*** PROVIDED RECORDS ***
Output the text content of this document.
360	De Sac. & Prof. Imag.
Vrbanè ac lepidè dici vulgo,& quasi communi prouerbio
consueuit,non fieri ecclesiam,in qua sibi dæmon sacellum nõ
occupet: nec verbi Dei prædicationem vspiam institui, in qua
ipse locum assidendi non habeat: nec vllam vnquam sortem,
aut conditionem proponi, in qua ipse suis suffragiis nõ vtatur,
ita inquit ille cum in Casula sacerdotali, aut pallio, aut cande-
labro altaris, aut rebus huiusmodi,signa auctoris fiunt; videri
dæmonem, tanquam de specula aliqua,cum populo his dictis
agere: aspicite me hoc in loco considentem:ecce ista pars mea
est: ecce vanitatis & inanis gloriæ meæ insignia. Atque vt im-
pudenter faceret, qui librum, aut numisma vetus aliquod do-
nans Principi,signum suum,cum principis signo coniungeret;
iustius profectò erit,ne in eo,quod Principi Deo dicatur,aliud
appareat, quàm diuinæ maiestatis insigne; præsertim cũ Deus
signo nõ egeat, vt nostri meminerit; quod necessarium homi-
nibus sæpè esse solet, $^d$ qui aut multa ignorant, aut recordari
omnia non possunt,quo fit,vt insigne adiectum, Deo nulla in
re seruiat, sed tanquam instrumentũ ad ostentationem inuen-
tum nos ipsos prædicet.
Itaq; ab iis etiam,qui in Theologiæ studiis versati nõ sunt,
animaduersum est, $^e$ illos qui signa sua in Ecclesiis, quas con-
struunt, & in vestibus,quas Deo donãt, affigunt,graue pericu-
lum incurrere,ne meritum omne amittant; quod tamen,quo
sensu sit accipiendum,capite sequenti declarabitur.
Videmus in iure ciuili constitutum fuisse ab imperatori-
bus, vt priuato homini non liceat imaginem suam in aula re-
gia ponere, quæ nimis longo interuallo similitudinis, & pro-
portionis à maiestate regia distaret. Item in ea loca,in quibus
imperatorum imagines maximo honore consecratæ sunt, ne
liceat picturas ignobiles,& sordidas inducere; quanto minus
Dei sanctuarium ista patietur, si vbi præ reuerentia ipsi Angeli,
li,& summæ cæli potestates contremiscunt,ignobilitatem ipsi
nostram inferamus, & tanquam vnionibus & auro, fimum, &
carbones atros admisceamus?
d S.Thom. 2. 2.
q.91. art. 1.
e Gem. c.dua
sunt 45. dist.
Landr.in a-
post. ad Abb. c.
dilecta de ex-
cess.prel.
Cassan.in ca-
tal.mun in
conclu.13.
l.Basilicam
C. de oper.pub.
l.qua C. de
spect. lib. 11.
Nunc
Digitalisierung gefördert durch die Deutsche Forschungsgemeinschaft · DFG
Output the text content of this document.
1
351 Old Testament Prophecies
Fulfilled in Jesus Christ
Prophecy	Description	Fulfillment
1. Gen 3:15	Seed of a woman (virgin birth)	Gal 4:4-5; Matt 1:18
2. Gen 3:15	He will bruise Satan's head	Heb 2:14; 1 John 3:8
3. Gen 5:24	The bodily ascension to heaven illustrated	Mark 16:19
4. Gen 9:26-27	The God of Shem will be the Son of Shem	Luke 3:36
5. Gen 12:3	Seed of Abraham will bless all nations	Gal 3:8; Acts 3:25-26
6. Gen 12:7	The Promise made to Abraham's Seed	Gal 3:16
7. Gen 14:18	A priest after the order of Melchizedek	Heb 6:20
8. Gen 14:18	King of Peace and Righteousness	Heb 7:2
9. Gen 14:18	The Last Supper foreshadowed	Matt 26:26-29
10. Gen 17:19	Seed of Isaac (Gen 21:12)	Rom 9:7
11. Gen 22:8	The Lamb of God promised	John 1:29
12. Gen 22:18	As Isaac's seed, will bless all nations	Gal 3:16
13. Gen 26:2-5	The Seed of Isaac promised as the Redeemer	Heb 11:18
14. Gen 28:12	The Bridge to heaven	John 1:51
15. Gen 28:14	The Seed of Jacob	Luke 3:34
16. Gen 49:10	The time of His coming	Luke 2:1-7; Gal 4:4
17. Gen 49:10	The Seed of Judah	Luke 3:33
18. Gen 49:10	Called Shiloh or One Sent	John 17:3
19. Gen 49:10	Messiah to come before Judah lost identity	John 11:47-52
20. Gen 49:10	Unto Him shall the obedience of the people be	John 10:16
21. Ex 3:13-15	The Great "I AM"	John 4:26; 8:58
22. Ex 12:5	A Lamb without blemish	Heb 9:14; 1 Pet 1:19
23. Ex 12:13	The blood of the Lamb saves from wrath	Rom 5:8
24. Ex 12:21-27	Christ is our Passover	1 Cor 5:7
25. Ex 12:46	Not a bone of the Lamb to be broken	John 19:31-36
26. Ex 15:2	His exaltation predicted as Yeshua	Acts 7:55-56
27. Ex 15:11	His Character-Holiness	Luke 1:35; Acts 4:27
***
• [GIVEN PROBLEM] Extract each line from the entries above that contains the string "Acts".

• [FINAL RESULT]
5. Gen 12:3	Seed of Abraham will bless all nations	Gal 3:8; Acts 3:25-26
26. Ex 15:2	His exaltation predicted as Yeshua	Acts 7:55-56
27. Ex 15:11	His Character-Holiness	Luke 1:35; Acts 4:27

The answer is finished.